**Trecho do texto**
___

"A política é o exercício da capacidade de julgamento"
6 de abril de 2012, 8h51
Entrevista concedida pelo filósofo Michael Sandel ao jornalista Jorge Pontual, do programa Milênio, da Globo News. O Milênio é um programa de entrevistas, que vai ao ar pelo canal de televisão por assinatura Globo News às 23h30 de segunda-feira, com repetições às 3h30, 11h30 e 17h30.
Há trinta anos no curso Justiça, na Universidade de Harvard, o filósofo Michael Sandel usa questões do dia-a-dia, para discutir com os alunos os valores éticos. O curso virou livro e uma série de vídeos, que se tornou um dos maiores sucessos na internet, vista por milhões de pessoas em todo o mundo. O curso é pioneiro no projeto visionário de Sandel, a globalização da educação. Ele vem ao Brasil em agosto, e recebeu o Milênio em Harvard para discutir política, corrupção, desigualdade social, democracia e justiça.
Leia a entrevista:
Jorge Pontual — A principal coisa que está acontecendo no Brasil é uma classe média emergente. Dezenas de milhões de pessoas que eram pobres hoje são da classe média. Nós temos muito orgulho disso. Mas, ao mesmo tempo, a profunda desigualdade que existia no Brasil ainda existe. Nós temos um número muito pequeno de pessoas muito ricas, que é como se morassem em um país diferente. Podemos dizer que não há noção de comunidade. O que pensa disso?

___

[Listagens de itens de layout em caixas]
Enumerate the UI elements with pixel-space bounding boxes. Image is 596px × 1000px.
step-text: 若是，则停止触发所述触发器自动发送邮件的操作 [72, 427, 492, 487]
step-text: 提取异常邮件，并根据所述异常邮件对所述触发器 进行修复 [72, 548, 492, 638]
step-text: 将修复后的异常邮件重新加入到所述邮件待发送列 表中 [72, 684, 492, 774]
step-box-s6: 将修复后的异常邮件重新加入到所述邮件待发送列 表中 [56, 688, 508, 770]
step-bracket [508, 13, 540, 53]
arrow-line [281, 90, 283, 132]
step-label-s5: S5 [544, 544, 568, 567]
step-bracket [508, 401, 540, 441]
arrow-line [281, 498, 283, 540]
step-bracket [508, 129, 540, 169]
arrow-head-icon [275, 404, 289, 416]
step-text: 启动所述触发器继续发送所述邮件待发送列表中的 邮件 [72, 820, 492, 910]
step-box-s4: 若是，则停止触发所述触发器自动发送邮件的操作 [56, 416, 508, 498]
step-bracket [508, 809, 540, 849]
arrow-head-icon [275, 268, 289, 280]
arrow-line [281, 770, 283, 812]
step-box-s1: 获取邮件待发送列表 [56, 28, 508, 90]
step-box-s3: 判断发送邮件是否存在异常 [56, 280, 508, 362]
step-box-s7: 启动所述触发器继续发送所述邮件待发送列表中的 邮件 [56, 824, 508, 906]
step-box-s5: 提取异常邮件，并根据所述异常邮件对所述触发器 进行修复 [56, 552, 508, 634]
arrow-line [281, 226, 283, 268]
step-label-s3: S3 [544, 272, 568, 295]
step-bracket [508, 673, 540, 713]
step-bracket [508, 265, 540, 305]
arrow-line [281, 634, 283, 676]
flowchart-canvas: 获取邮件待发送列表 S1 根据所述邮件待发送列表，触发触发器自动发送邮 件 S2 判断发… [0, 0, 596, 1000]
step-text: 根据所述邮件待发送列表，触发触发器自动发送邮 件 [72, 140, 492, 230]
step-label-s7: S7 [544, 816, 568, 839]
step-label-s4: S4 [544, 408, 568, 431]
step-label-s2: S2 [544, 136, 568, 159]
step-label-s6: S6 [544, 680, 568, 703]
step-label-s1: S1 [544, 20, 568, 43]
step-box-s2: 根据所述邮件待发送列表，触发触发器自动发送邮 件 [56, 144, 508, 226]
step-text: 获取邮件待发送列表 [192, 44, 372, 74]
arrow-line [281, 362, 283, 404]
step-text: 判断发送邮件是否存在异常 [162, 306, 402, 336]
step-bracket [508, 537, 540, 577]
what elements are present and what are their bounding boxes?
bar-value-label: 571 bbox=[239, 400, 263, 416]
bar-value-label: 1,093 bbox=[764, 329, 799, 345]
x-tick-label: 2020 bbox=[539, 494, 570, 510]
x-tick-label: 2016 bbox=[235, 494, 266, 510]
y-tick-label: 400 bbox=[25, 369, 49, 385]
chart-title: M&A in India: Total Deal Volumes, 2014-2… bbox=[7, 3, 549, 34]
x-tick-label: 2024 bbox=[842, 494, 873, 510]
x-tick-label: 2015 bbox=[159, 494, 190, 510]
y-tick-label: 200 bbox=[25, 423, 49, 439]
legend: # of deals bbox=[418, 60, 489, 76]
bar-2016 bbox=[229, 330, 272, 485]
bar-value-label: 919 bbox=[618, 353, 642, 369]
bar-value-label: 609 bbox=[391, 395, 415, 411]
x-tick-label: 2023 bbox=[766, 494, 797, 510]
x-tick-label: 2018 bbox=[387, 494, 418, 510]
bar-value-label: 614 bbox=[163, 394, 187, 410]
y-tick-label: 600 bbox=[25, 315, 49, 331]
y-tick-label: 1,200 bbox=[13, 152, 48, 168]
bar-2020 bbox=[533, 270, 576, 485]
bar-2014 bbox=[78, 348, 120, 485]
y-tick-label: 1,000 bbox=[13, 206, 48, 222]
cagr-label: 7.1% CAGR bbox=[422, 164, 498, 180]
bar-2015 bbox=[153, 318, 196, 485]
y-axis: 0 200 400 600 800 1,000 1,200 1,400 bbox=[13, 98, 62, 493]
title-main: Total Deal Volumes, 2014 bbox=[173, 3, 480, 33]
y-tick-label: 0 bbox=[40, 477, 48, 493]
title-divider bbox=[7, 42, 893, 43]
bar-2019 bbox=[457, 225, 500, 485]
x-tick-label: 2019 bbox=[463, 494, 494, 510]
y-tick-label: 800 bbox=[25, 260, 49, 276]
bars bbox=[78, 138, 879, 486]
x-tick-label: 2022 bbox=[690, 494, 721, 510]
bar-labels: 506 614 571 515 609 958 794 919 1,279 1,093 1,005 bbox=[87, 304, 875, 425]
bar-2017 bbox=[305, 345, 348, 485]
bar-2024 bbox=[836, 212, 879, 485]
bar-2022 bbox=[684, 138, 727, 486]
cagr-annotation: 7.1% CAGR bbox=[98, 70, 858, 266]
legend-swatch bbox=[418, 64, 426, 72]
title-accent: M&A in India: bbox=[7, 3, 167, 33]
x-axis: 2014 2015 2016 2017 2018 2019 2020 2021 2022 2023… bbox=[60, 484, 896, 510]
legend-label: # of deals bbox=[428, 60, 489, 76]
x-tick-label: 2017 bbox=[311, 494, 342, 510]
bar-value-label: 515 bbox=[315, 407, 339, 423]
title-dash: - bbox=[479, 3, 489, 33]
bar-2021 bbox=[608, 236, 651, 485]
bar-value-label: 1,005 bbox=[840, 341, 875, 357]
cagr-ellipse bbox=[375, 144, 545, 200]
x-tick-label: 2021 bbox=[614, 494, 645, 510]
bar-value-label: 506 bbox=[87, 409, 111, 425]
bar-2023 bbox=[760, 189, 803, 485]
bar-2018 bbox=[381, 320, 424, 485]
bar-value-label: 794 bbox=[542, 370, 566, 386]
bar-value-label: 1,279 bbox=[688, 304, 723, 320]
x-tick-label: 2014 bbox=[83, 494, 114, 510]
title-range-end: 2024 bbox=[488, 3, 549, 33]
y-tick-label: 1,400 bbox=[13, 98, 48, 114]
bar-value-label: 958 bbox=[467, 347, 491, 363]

___

**Tarefa proposta**
Transcreva, da entrevista com Michael Sandel, a parte que começa nas palavras "6 de abril de" e termina em "11h30 e 17h30.".

**Resposta do exercício**
6 de abril de 2012, 8h51
Entrevista concedida pelo filósofo Michael Sandel ao jornalista Jorge Pontual, do programa Milênio, da Globo News. O Milênio é um programa de entrevistas, que vai ao ar pelo canal de televisão por assinatura Globo News às 23h30 de segunda-feira, com repetições às 3h30, 11h30 e 17h30.